Among the entries below, count the lines where the string "Accuracy" occurs, and give only the number.

* START EXERCISE MATERIAL *

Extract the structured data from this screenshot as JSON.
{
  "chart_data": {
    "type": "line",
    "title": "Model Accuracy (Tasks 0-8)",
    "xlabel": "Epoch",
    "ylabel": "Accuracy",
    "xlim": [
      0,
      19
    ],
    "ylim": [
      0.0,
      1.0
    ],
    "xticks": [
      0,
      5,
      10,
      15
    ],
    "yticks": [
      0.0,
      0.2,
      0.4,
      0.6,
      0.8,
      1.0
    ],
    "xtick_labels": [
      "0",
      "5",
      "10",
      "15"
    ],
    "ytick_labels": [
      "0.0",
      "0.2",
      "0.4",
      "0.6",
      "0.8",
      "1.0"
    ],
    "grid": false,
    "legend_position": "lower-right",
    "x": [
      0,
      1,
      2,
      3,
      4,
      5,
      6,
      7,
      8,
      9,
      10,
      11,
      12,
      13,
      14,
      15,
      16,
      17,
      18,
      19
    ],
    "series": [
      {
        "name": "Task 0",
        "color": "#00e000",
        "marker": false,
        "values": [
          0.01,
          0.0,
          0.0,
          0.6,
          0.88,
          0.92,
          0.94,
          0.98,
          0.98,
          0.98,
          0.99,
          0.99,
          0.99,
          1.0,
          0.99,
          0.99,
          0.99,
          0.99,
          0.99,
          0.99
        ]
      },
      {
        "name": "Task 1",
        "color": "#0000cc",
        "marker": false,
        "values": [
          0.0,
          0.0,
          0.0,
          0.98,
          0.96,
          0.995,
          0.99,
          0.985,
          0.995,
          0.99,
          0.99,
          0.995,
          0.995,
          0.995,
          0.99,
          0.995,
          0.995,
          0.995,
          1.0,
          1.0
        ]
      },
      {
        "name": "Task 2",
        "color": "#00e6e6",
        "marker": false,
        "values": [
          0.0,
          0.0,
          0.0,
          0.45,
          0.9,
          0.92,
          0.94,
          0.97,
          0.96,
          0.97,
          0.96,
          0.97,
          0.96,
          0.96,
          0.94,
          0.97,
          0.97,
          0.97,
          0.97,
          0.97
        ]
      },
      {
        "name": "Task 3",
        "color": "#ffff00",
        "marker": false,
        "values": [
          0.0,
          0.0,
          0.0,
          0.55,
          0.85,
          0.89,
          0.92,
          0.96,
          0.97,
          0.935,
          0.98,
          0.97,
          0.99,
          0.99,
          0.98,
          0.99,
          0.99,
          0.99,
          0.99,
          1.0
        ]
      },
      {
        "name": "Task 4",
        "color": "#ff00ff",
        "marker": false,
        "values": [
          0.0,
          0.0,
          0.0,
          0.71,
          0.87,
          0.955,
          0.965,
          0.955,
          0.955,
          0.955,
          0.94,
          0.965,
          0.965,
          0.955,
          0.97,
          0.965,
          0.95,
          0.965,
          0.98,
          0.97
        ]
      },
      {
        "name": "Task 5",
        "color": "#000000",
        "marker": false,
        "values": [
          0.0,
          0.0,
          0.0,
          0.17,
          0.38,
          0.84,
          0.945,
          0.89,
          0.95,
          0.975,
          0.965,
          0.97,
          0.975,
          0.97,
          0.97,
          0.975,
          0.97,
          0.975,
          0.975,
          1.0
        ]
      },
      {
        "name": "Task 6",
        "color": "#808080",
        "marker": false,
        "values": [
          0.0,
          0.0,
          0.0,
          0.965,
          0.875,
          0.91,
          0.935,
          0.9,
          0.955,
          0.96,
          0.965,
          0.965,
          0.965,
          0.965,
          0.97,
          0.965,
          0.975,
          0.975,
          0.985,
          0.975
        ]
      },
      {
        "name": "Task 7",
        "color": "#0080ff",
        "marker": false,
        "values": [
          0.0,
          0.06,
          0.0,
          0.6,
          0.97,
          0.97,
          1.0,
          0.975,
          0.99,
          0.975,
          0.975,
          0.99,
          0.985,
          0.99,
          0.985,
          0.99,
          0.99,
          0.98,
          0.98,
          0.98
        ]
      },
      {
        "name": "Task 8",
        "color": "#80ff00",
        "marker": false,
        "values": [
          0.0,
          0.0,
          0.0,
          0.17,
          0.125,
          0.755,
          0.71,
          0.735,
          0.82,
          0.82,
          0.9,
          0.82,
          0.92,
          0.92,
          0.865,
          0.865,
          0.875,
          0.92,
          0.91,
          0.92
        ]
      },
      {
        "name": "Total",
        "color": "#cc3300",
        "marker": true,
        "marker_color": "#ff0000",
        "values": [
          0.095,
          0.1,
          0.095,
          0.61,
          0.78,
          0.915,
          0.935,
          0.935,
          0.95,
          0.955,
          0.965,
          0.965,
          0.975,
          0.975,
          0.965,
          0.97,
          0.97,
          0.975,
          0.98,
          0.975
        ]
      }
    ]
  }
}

* END EXERCISE MATERIAL *

- [SOLUTION TO THIS EXERCISE] 2